Extracted records:

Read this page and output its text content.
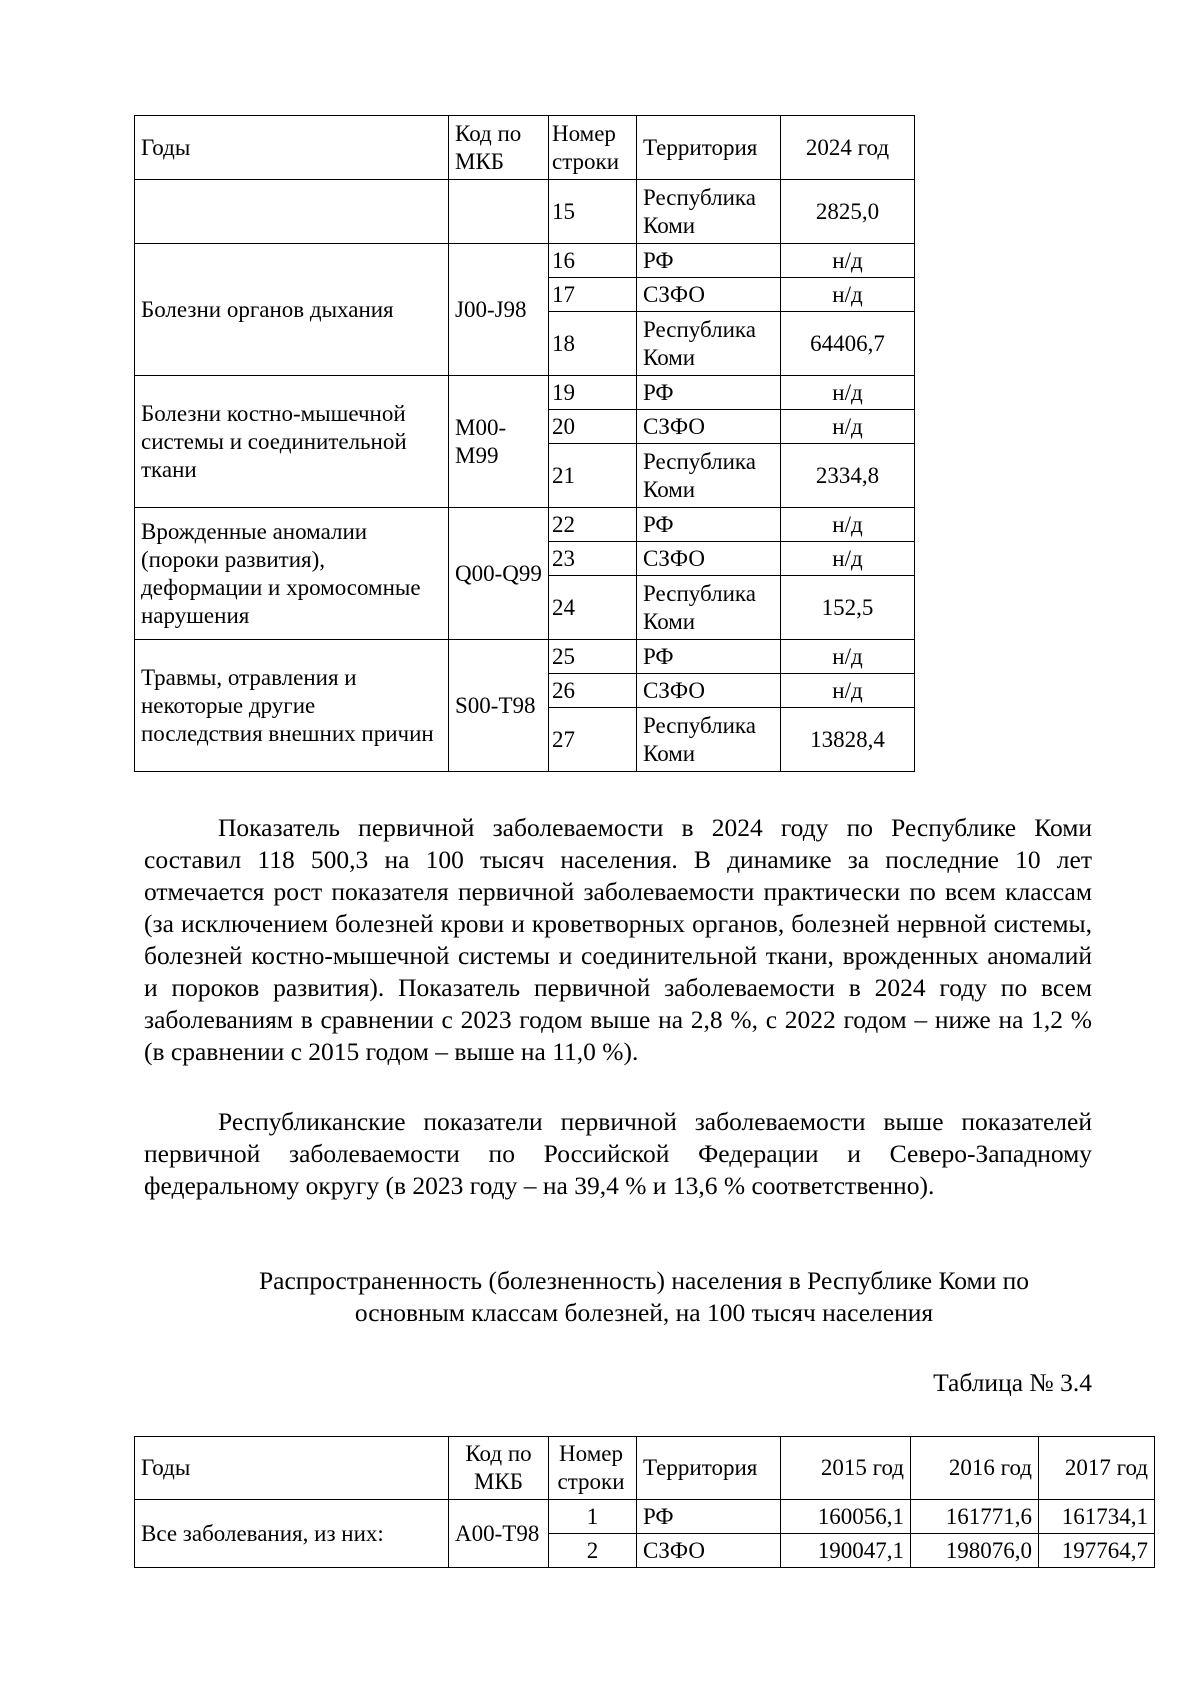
Годы	Код по МКБ	Номер строки	Территория	2024 год
		15	Республика Коми	2825,0
Болезни органов дыхания	J00-J98	16	РФ	н/д
		17	СЗФО	н/д
		18	Республика Коми	64406,7
Болезни костно-мышечной системы и соединительной ткани	M00-M99	19	РФ	н/д
		20	СЗФО	н/д
		21	Республика Коми	2334,8
Врожденные аномалии (пороки развития), деформации и хромосомные нарушения	Q00-Q99	22	РФ	н/д
		23	СЗФО	н/д
		24	Республика Коми	152,5
Травмы, отравления и некоторые другие последствия внешних причин	S00-T98	25	РФ	н/д
		26	СЗФО	н/д
		27	Республика Коми	13828,4

Показатель первичной заболеваемости в 2024 году по Республике Коми составил 118 500,3 на 100 тысяч населения. В динамике за последние 10 лет отмечается рост показателя первичной заболеваемости практически по всем классам (за исключением болезней крови и кроветворных органов, болезней нервной системы, болезней костно-мышечной системы и соединительной ткани, врожденных аномалий и пороков развития). Показатель первичной заболеваемости в 2024 году по всем заболеваниям в сравнении с 2023 годом выше на 2,8 %, с 2022 годом – ниже на 1,2 % (в сравнении с 2015 годом – выше на 11,0 %).

Республиканские показатели первичной заболеваемости выше показателей первичной заболеваемости по Российской Федерации и Северо-Западному федеральному округу (в 2023 году – на 39,4 % и 13,6 % соответственно).

Распространенность (болезненность) населения в Республике Коми по
основным классам болезней, на 100 тысяч населения
Таблица № 3.4
Годы	Код по МКБ	Номер строки	Территория	2015 год	2016 год	2017 год
Все заболевания, из них:	A00-T98	1	РФ	160056,1	161771,6	161734,1
		2	СЗФО	190047,1	198076,0	197764,7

*Exercise directions:* In the material above, show every line where the word "соединительной" turns up.

*Solution for this exercise:*
Болезни костно-мышечной системы и соединительной ткани	M00-M99	19	РФ	н/д
Показатель первичной заболеваемости в 2024 году по Республике Коми составил 118 500,3 на 100 тысяч населения. В динамике за последние 10 лет отмечается рост показателя первичной заболеваемости практически по всем классам (за исключением болезней крови и кроветворных органов, болезней нервной системы, болезней костно-мышечной системы и соединительной ткани, врожденных аномалий и пороков развития). Показатель первичной заболеваемости в 2024 году по всем заболеваниям в сравнении с 2023 годом выше на 2,8 %, с 2022 годом – ниже на 1,2 % (в сравнении с 2015 годом – выше на 11,0 %).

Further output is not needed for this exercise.